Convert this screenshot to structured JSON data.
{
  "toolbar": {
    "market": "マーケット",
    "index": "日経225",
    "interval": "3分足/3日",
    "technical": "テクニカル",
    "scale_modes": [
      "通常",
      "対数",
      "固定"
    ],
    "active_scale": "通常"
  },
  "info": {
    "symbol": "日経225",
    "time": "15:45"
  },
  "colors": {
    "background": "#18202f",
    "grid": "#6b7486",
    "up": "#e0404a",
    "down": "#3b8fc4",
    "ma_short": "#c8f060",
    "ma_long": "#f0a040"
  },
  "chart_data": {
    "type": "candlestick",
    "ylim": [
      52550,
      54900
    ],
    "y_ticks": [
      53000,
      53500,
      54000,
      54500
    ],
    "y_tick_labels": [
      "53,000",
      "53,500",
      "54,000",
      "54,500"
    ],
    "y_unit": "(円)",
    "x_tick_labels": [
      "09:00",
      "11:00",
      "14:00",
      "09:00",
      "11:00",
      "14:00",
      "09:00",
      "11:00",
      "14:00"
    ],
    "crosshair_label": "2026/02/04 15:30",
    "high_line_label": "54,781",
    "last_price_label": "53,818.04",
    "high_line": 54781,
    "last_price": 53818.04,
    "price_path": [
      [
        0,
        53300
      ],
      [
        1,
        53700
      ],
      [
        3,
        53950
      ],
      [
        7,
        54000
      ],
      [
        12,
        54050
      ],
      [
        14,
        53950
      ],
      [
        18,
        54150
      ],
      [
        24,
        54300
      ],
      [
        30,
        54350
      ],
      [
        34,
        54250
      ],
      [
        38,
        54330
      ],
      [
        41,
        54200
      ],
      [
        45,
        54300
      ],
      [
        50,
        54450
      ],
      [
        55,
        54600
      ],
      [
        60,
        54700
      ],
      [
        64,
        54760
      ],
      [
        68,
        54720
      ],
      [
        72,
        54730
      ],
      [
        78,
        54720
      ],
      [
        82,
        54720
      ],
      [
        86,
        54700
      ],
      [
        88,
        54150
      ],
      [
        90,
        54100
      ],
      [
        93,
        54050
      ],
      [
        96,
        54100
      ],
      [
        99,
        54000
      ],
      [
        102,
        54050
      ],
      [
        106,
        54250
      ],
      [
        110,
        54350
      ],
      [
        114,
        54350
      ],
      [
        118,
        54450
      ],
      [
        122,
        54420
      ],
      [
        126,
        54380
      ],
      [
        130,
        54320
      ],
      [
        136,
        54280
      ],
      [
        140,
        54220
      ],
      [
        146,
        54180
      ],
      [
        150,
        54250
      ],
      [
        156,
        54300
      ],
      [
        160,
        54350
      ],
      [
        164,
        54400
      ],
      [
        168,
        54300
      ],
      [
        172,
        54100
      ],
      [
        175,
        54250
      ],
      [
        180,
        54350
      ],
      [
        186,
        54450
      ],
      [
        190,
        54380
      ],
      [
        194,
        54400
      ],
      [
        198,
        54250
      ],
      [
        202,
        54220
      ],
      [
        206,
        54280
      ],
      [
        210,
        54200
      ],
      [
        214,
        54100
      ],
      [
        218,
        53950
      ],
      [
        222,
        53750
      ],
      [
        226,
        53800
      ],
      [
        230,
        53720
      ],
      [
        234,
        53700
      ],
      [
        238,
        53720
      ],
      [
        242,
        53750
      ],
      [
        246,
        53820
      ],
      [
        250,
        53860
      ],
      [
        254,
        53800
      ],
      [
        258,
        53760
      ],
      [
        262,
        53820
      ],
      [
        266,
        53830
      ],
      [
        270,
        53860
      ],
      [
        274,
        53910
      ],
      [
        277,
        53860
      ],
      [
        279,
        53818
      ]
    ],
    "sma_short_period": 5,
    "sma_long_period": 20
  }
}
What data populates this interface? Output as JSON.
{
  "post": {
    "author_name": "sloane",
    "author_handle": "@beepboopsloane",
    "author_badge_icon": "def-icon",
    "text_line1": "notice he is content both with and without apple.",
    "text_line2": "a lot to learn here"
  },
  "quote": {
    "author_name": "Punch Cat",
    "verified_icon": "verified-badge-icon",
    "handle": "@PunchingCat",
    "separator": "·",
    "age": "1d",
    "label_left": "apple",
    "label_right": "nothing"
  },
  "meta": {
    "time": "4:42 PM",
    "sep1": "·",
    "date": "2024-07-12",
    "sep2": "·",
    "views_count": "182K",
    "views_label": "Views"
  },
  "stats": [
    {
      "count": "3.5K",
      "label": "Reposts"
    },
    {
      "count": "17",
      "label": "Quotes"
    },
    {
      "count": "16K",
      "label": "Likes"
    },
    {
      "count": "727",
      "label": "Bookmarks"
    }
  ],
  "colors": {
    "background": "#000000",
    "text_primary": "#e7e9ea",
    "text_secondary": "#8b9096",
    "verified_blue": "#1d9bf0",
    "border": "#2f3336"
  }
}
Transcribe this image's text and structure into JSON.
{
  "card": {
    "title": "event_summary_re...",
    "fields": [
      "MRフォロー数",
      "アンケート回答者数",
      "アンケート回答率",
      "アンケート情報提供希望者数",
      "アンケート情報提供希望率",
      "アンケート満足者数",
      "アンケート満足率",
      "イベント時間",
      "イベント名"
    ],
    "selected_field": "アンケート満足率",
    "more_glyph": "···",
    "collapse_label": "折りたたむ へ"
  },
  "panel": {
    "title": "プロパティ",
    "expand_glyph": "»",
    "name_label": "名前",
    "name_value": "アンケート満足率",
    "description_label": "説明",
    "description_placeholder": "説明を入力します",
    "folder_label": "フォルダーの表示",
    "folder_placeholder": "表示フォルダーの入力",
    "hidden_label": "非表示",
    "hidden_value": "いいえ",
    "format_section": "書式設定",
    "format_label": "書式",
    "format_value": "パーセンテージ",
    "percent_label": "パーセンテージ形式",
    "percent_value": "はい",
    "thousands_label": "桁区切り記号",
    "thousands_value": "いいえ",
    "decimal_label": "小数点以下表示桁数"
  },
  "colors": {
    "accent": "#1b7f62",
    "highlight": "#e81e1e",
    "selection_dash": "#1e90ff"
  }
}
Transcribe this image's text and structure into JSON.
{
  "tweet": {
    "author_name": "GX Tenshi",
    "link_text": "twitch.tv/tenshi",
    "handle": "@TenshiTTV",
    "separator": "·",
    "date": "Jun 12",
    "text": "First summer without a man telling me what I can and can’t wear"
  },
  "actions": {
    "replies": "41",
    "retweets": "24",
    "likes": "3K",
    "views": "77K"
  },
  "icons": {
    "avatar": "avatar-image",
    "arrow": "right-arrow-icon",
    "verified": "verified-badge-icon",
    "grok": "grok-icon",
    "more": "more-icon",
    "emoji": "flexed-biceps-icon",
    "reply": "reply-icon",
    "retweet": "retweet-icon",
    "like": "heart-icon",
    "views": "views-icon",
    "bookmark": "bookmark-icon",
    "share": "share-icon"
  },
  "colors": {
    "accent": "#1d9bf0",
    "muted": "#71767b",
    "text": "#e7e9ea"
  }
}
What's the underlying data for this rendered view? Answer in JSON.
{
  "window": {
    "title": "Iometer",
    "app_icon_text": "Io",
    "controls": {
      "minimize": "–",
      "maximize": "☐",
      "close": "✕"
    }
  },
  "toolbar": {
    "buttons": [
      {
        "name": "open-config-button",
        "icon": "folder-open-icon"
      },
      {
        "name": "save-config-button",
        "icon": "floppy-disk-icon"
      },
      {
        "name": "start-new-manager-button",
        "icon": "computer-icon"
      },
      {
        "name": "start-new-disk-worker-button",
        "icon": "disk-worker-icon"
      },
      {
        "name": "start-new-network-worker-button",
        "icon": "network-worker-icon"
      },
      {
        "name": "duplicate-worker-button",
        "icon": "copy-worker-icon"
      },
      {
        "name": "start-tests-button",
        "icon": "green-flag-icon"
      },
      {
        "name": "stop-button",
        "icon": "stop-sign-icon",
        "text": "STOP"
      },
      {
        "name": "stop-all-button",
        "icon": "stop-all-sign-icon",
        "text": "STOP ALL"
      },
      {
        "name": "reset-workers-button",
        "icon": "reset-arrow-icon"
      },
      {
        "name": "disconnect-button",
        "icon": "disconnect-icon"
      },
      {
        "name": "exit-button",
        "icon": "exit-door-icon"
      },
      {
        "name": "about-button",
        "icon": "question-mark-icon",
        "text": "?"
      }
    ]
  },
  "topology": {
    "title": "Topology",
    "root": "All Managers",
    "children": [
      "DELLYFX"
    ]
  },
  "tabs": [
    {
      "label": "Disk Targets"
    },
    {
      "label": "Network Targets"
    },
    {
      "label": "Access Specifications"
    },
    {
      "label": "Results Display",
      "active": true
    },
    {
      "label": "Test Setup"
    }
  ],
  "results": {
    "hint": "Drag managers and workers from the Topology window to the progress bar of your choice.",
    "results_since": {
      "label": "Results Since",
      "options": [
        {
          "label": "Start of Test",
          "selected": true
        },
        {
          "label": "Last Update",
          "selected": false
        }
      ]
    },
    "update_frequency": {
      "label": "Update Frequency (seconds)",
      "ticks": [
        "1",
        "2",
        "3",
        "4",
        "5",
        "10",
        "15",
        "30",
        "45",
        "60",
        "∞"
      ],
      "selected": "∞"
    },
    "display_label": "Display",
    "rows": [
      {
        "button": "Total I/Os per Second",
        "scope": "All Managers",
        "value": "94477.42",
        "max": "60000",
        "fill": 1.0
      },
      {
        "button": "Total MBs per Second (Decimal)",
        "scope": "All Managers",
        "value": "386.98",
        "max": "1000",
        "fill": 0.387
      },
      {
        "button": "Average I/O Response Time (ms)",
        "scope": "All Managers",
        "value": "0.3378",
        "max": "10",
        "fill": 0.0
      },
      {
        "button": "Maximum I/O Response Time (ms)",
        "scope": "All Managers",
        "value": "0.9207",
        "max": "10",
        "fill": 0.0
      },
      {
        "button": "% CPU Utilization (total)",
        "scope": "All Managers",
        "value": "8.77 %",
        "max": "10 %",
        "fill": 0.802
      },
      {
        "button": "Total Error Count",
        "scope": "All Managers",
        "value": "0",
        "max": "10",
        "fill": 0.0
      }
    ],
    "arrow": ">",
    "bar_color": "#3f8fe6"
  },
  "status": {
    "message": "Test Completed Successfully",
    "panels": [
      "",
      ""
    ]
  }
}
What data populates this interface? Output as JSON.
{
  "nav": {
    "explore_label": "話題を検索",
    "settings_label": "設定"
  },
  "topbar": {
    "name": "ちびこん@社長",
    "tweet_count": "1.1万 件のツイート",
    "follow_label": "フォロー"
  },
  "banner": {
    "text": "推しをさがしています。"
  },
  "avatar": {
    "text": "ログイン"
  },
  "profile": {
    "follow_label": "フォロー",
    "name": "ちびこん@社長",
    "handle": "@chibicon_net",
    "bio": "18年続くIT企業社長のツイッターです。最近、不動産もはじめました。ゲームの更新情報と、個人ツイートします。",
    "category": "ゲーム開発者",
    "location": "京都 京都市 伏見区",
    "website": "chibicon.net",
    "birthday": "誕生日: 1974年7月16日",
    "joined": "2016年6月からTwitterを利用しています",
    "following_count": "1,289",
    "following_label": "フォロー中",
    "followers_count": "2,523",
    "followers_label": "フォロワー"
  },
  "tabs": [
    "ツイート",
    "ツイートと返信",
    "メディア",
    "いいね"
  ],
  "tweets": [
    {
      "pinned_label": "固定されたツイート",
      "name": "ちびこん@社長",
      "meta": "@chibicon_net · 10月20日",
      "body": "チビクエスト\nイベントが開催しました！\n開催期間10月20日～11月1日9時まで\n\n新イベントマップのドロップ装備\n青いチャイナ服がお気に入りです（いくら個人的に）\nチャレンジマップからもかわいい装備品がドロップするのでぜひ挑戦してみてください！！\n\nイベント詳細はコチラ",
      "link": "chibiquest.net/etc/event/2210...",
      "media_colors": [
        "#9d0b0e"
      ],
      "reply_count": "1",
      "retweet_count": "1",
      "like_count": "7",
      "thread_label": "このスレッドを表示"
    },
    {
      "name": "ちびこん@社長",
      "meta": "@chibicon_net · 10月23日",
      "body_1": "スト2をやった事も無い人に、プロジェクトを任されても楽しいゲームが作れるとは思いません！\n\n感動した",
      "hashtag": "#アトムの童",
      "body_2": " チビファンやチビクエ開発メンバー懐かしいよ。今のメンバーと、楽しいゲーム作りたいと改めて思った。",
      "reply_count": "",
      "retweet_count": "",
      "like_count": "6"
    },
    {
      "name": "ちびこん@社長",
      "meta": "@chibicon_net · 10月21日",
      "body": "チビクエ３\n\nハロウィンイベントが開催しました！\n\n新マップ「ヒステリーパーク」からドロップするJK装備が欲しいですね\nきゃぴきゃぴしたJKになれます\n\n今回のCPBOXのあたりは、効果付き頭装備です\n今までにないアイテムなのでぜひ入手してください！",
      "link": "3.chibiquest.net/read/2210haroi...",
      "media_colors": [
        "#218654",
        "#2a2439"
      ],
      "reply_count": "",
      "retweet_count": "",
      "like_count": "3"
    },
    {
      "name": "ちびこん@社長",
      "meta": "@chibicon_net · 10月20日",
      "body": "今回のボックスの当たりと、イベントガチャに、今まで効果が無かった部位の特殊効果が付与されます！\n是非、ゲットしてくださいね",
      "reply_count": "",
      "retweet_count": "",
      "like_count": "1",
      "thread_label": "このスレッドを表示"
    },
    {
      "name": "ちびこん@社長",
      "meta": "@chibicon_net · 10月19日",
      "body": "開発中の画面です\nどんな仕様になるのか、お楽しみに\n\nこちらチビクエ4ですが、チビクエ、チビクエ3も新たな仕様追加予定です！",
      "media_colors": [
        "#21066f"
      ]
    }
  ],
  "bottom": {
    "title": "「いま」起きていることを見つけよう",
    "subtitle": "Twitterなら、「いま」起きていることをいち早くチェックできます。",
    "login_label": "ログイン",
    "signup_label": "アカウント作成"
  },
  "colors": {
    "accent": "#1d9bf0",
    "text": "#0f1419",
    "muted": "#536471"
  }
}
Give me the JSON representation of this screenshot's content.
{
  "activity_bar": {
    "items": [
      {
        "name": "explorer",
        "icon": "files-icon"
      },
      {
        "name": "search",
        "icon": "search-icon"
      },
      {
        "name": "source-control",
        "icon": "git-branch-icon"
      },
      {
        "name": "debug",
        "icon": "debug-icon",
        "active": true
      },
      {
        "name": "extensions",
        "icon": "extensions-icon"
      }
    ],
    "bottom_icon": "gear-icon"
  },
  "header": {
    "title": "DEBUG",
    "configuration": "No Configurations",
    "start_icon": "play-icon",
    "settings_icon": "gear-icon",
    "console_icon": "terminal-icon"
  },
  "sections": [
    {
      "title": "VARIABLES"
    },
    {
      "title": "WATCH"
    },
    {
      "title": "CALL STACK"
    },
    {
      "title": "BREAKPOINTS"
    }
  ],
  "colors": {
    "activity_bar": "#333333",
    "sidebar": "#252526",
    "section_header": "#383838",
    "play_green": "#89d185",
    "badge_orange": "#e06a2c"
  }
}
^^^^^^^^^^^^^^^^
SET EXERCISE — Extract all lines of the records above that include "open".

OUTPUT FOR THIS EXERCISE —
        "name": "open-config-button",
        "icon": "folder-open-icon"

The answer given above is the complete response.